## Texte présenté
^^^^^^^^^^^^^^^^

France, 2050, alors que les canicules se multiplient, la société Dolomont décide de s’approprier un iceberg pour le déplacer du pôle au Maroc. Là-bas, l’eau douce sera revendue à un prix exorbitant. Samira, une jeune juriste, cherche une faille pour faire chuter l’empire créé par Erik Dolomont. Pour ce faire, elle a fondé le cabinet Axolotl, spécialisé dans l’eau, avec une avocate. La défense de l’environnement ne semble pourtant pas être la seule chose qui anime Samira dans son combat contre Dolomont. Son acharnement, son envie de vengeance remontent à plus loin, aux années 2040 au Maroc.
Je découvre Rémi David avec son dernier roman que j’ai dévoré. Sa dystopie nous transporte de 2040 à 2060, en France, au Maroc et en Suède à la suite de Samira. La question climatique ouvre le roman avec le déplacement de l’iceberg dans un monde qui suffoque. A qui appartient la nature ? La loi n’a pas de réponse à cette question et Dolomont profite de ce vide juridique. L’auteur nous rappelle que cette interrogation ne tient pas de la science-fiction puisque certains états ont déjà tenté d’y répondre (par exemple, la Nouvelle Zélande qui a accordé la personnalité juridique à la rivière Whanganui en 2017).
Le roman ne s’arrête d’ailleurs pas à cette thématique et nous montre un monde rongé par l’ultralibéralisme : privatisation de l’hôpital, des transports, des prisons, de la police, de l’université, etc… La migration climatique a débuté et les conditions pour rejoindre les pays européens sont ignobles et terrifiantes. Le monde de Dolomont est celui de l’argent roi qui donne tous les droits et tous les pouvoirs. Comme souvent dans les dystopies, la société inventée par Rémi David n’est qu’un reflet accentué de la nôtre.
Magnifiquement écrit, « Prélude à la goutte d’eau » est un roman haletant qui aborde de nombreux sujets et qui a été une très belle découverte.

^^^^^^^^^^^^^^^^

## Matériel fourni
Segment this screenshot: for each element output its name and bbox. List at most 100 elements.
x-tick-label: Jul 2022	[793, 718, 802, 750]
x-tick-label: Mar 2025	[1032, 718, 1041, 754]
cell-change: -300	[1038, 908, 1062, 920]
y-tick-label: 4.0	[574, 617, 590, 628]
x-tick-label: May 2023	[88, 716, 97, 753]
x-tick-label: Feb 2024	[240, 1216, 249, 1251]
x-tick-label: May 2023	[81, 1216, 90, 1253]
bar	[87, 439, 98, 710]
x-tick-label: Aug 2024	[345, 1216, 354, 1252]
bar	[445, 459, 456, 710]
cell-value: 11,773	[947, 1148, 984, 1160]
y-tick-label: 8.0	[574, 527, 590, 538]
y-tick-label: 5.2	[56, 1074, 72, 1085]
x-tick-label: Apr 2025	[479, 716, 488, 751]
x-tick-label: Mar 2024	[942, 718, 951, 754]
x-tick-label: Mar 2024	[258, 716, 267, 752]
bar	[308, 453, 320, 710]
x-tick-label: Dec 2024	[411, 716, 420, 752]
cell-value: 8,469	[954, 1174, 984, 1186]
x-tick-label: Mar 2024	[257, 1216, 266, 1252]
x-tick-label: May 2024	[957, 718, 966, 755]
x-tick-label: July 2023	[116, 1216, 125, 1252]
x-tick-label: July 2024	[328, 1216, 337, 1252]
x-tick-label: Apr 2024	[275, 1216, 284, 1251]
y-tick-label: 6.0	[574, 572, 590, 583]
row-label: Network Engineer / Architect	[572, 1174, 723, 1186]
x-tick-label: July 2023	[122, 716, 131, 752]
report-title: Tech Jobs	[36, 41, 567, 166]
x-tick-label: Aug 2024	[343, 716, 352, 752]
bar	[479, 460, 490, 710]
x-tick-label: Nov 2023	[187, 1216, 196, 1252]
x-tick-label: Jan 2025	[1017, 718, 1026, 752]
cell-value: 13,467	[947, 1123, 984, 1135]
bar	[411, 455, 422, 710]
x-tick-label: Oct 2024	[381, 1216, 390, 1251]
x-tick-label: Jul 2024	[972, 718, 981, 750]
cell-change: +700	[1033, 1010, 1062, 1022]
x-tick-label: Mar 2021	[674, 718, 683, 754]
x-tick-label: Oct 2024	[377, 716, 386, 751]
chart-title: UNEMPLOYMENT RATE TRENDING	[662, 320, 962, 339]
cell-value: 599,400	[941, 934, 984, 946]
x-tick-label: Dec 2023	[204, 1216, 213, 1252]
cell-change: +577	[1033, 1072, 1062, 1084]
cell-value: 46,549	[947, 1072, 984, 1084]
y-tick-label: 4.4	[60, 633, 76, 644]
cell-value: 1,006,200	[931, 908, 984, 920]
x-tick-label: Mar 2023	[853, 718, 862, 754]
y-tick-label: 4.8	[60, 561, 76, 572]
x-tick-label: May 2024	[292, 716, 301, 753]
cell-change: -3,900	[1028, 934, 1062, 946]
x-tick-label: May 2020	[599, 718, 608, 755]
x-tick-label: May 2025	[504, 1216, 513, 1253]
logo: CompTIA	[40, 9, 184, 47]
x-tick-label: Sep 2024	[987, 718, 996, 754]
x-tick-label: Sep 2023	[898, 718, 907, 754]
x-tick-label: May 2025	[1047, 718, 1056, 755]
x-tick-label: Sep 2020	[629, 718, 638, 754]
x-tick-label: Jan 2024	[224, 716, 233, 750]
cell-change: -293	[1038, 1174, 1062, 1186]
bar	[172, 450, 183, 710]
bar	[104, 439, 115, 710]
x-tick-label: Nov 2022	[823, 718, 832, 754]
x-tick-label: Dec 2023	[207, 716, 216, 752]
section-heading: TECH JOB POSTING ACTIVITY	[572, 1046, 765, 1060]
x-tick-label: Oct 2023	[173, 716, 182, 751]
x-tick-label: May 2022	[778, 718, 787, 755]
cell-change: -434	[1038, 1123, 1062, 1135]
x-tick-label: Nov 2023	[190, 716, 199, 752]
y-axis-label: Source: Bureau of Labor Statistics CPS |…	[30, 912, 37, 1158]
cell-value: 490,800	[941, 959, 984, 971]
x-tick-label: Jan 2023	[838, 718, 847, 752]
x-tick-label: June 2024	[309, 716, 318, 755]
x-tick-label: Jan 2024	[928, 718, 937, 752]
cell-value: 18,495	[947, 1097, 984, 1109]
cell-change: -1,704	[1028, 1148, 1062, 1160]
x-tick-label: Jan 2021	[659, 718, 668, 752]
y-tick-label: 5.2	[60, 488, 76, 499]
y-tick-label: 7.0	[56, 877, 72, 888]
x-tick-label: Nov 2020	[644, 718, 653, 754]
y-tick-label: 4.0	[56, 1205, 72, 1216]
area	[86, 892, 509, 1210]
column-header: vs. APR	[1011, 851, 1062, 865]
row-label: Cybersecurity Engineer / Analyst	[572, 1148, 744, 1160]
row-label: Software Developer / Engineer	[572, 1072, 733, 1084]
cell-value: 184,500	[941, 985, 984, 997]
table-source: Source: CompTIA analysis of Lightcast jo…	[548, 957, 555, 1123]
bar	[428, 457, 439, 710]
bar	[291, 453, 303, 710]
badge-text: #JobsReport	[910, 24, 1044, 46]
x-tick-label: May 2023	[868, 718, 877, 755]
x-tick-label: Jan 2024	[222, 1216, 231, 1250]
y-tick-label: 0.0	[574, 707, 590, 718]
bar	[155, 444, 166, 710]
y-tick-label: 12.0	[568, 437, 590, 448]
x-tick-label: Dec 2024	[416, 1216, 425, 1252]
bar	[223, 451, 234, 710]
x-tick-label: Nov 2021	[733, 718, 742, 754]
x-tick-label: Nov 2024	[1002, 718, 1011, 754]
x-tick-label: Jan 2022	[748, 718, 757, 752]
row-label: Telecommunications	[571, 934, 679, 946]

^^^^^^^^^^^^^^^^

## Consigne
Selon la critique de « Prélude à la goutte d'eau », pour quelle raison l'auteur rappelle-t-il que la question de l'appartenance de la nature ne relève pas de la science-fiction ? Répondez en une à trois phrases.

## Corrigé
Certains États ont déjà tenté de répondre à cette question. La Nouvelle-Zélande, par exemple, a accordé la personnalité juridique à la rivière Whanganui en 2017.